### TASK STATEMENT:
Give back the full listing, character for character, with no pictures.

### THE INPUT:
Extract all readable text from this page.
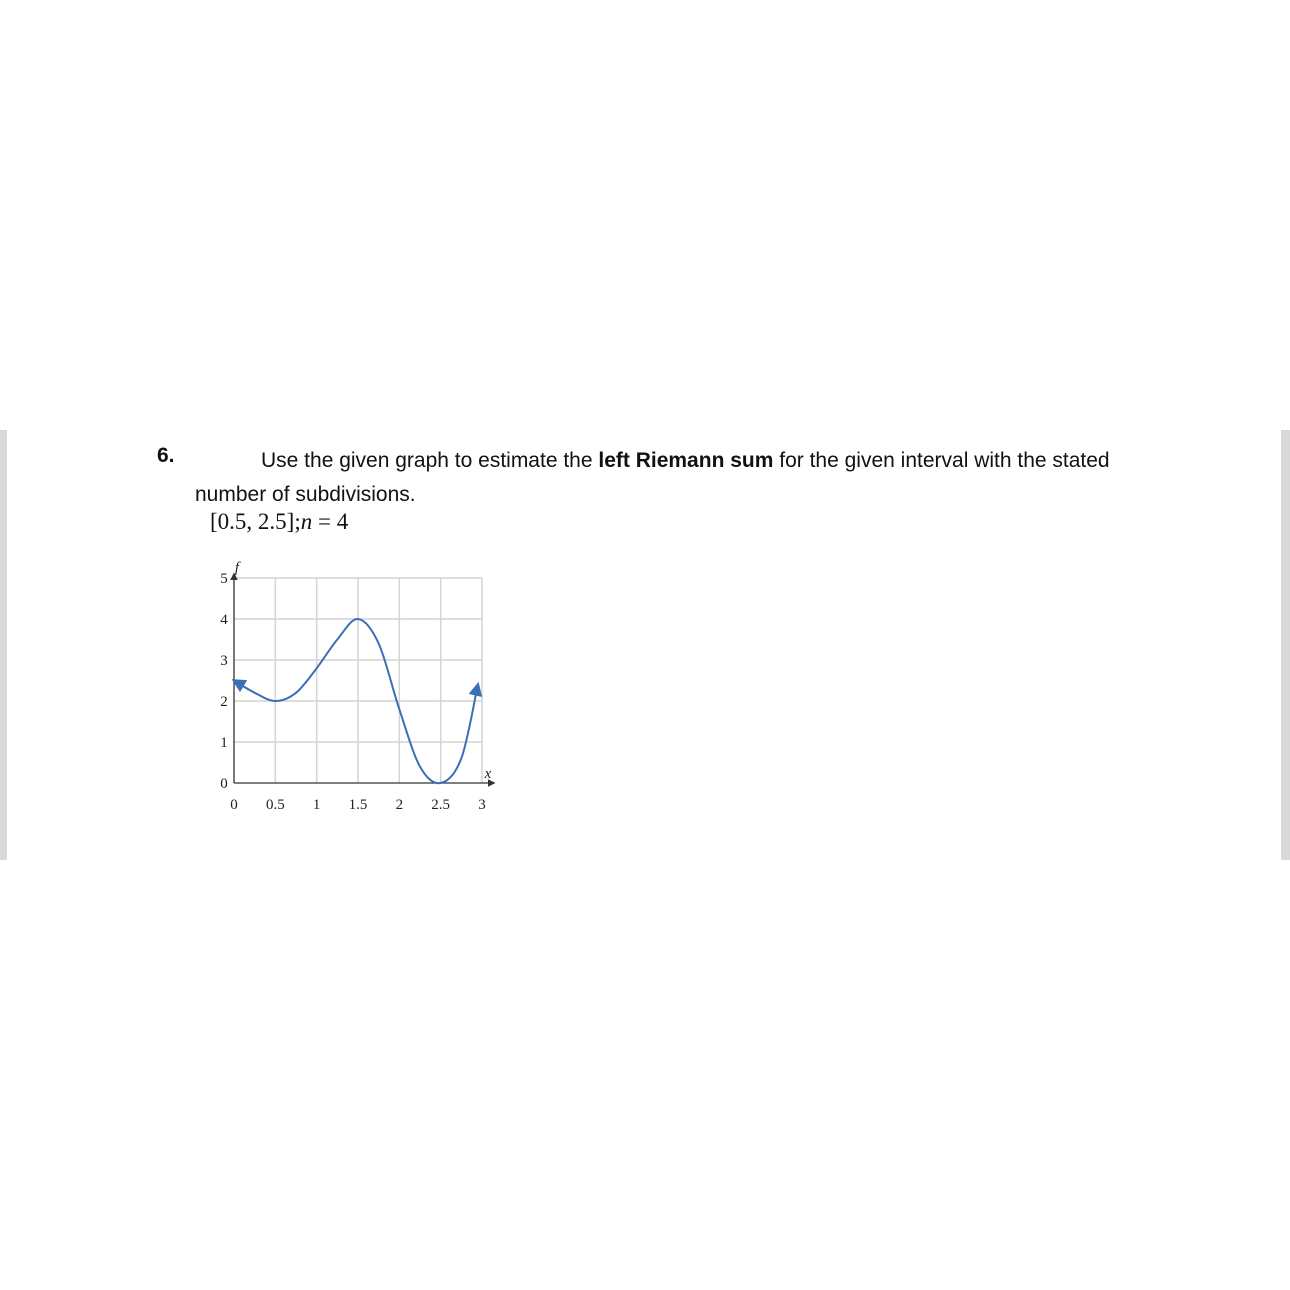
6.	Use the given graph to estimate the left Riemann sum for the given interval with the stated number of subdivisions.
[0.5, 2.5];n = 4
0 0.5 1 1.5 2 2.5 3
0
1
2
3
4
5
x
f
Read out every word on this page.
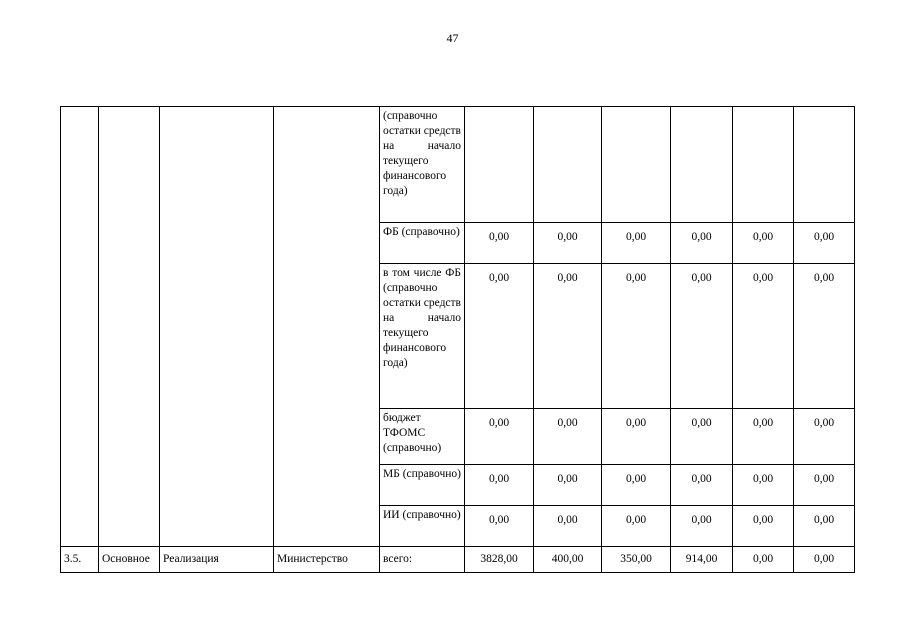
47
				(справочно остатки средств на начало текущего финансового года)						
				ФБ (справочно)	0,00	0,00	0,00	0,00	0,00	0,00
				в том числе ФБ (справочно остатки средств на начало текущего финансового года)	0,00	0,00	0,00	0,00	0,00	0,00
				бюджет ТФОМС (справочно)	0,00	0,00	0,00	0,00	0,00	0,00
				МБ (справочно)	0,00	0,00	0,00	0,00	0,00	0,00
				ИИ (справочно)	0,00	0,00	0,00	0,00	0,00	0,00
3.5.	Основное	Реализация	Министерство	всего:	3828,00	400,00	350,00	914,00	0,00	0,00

### SOLUTION FOR THIS PROBLEM:
Extract all readable text from this page.
6.	Use the given graph to estimate the left Riemann sum for the given interval with the stated number of subdivisions.
[0.5, 2.5];n = 4
0 0.5 1 1.5 2 2.5 3
0
1
2
3
4
5
x
f
Read out every word on this page.
47
				(справочно остатки средств на начало текущего финансового года)						
				ФБ (справочно)	0,00	0,00	0,00	0,00	0,00	0,00
				в том числе ФБ (справочно остатки средств на начало текущего финансового года)	0,00	0,00	0,00	0,00	0,00	0,00
				бюджет ТФОМС (справочно)	0,00	0,00	0,00	0,00	0,00	0,00
				МБ (справочно)	0,00	0,00	0,00	0,00	0,00	0,00
				ИИ (справочно)	0,00	0,00	0,00	0,00	0,00	0,00
3.5.	Основное	Реализация	Министерство	всего:	3828,00	400,00	350,00	914,00	0,00	0,00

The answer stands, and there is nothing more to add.